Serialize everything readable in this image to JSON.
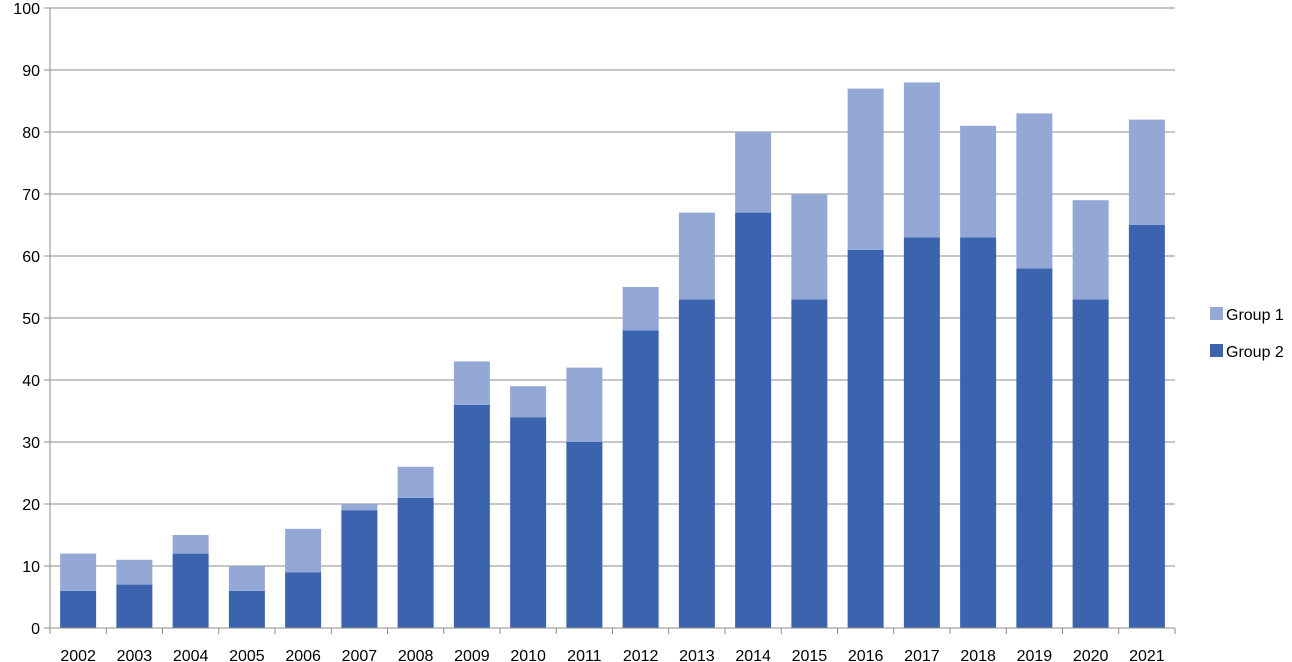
{
  "chart_data": {
    "type": "bar",
    "stacked": true,
    "title": "",
    "xlabel": "",
    "ylabel": "",
    "ylim": [
      0,
      100
    ],
    "yticks": [
      0,
      10,
      20,
      30,
      40,
      50,
      60,
      70,
      80,
      90,
      100
    ],
    "grid": true,
    "legend": "right",
    "categories": [
      "2002",
      "2003",
      "2004",
      "2005",
      "2006",
      "2007",
      "2008",
      "2009",
      "2010",
      "2011",
      "2012",
      "2013",
      "2014",
      "2015",
      "2016",
      "2017",
      "2018",
      "2019",
      "2020",
      "2021"
    ],
    "series": [
      {
        "name": "Group 2",
        "color": "#3c64ae",
        "values": [
          6,
          7,
          12,
          6,
          9,
          19,
          21,
          36,
          34,
          30,
          48,
          53,
          67,
          53,
          61,
          63,
          63,
          58,
          53,
          65
        ]
      },
      {
        "name": "Group 1",
        "color": "#94a8d6",
        "values": [
          6,
          4,
          3,
          4,
          7,
          1,
          5,
          7,
          5,
          12,
          7,
          14,
          13,
          17,
          26,
          25,
          18,
          25,
          16,
          17
        ]
      }
    ],
    "legend_order": [
      "Group 1",
      "Group 2"
    ]
  }
}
**********
Without the pictures, print the records in full, exactly as they appear.

● Final result
Serialize everything readable in this image to JSON.
{
  "chart_data": {
    "type": "bar",
    "stacked": true,
    "title": "",
    "xlabel": "",
    "ylabel": "",
    "ylim": [
      0,
      100
    ],
    "yticks": [
      0,
      10,
      20,
      30,
      40,
      50,
      60,
      70,
      80,
      90,
      100
    ],
    "grid": true,
    "legend": "right",
    "categories": [
      "2002",
      "2003",
      "2004",
      "2005",
      "2006",
      "2007",
      "2008",
      "2009",
      "2010",
      "2011",
      "2012",
      "2013",
      "2014",
      "2015",
      "2016",
      "2017",
      "2018",
      "2019",
      "2020",
      "2021"
    ],
    "series": [
      {
        "name": "Group 2",
        "color": "#3c64ae",
        "values": [
          6,
          7,
          12,
          6,
          9,
          19,
          21,
          36,
          34,
          30,
          48,
          53,
          67,
          53,
          61,
          63,
          63,
          58,
          53,
          65
        ]
      },
      {
        "name": "Group 1",
        "color": "#94a8d6",
        "values": [
          6,
          4,
          3,
          4,
          7,
          1,
          5,
          7,
          5,
          12,
          7,
          14,
          13,
          17,
          26,
          25,
          18,
          25,
          16,
          17
        ]
      }
    ],
    "legend_order": [
      "Group 1",
      "Group 2"
    ]
  }
}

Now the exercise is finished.